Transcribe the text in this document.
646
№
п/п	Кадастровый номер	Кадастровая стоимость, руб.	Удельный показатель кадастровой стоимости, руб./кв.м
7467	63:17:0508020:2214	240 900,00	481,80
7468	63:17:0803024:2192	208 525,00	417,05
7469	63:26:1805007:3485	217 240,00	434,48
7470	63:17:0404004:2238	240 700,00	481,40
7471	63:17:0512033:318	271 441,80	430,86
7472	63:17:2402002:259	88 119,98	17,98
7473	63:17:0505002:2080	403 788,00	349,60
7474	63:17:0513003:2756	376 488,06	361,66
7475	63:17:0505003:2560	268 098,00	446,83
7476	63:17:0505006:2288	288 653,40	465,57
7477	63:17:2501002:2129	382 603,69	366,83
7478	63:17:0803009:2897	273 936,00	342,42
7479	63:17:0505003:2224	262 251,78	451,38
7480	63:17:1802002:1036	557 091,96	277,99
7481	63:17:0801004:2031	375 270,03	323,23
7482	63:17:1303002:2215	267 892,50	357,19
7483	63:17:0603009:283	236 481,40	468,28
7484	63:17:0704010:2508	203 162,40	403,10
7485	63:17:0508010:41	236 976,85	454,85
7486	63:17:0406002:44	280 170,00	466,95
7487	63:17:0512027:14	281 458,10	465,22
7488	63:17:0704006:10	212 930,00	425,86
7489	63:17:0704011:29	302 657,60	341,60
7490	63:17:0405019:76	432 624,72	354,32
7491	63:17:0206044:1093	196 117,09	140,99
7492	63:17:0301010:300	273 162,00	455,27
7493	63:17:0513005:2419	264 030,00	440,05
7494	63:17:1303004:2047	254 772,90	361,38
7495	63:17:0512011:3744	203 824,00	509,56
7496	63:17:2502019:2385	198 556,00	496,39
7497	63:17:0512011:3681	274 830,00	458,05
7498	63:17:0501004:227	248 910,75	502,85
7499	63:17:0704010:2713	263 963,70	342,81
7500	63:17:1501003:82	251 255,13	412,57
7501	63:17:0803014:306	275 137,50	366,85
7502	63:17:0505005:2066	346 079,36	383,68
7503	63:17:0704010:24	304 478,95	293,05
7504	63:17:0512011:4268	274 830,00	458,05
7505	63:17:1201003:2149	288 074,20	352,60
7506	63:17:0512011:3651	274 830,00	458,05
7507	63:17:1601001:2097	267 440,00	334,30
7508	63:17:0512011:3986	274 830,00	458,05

Problem description:
Repeat each entry word for word.

Full response:
Transcribe the text in this document.
646
№
п/п	Кадастровый номер	Кадастровая стоимость, руб.	Удельный показатель кадастровой стоимости, руб./кв.м
7467	63:17:0508020:2214	240 900,00	481,80
7468	63:17:0803024:2192	208 525,00	417,05
7469	63:26:1805007:3485	217 240,00	434,48
7470	63:17:0404004:2238	240 700,00	481,40
7471	63:17:0512033:318	271 441,80	430,86
7472	63:17:2402002:259	88 119,98	17,98
7473	63:17:0505002:2080	403 788,00	349,60
7474	63:17:0513003:2756	376 488,06	361,66
7475	63:17:0505003:2560	268 098,00	446,83
7476	63:17:0505006:2288	288 653,40	465,57
7477	63:17:2501002:2129	382 603,69	366,83
7478	63:17:0803009:2897	273 936,00	342,42
7479	63:17:0505003:2224	262 251,78	451,38
7480	63:17:1802002:1036	557 091,96	277,99
7481	63:17:0801004:2031	375 270,03	323,23
7482	63:17:1303002:2215	267 892,50	357,19
7483	63:17:0603009:283	236 481,40	468,28
7484	63:17:0704010:2508	203 162,40	403,10
7485	63:17:0508010:41	236 976,85	454,85
7486	63:17:0406002:44	280 170,00	466,95
7487	63:17:0512027:14	281 458,10	465,22
7488	63:17:0704006:10	212 930,00	425,86
7489	63:17:0704011:29	302 657,60	341,60
7490	63:17:0405019:76	432 624,72	354,32
7491	63:17:0206044:1093	196 117,09	140,99
7492	63:17:0301010:300	273 162,00	455,27
7493	63:17:0513005:2419	264 030,00	440,05
7494	63:17:1303004:2047	254 772,90	361,38
7495	63:17:0512011:3744	203 824,00	509,56
7496	63:17:2502019:2385	198 556,00	496,39
7497	63:17:0512011:3681	274 830,00	458,05
7498	63:17:0501004:227	248 910,75	502,85
7499	63:17:0704010:2713	263 963,70	342,81
7500	63:17:1501003:82	251 255,13	412,57
7501	63:17:0803014:306	275 137,50	366,85
7502	63:17:0505005:2066	346 079,36	383,68
7503	63:17:0704010:24	304 478,95	293,05
7504	63:17:0512011:4268	274 830,00	458,05
7505	63:17:1201003:2149	288 074,20	352,60
7506	63:17:0512011:3651	274 830,00	458,05
7507	63:17:1601001:2097	267 440,00	334,30
7508	63:17:0512011:3986	274 830,00	458,05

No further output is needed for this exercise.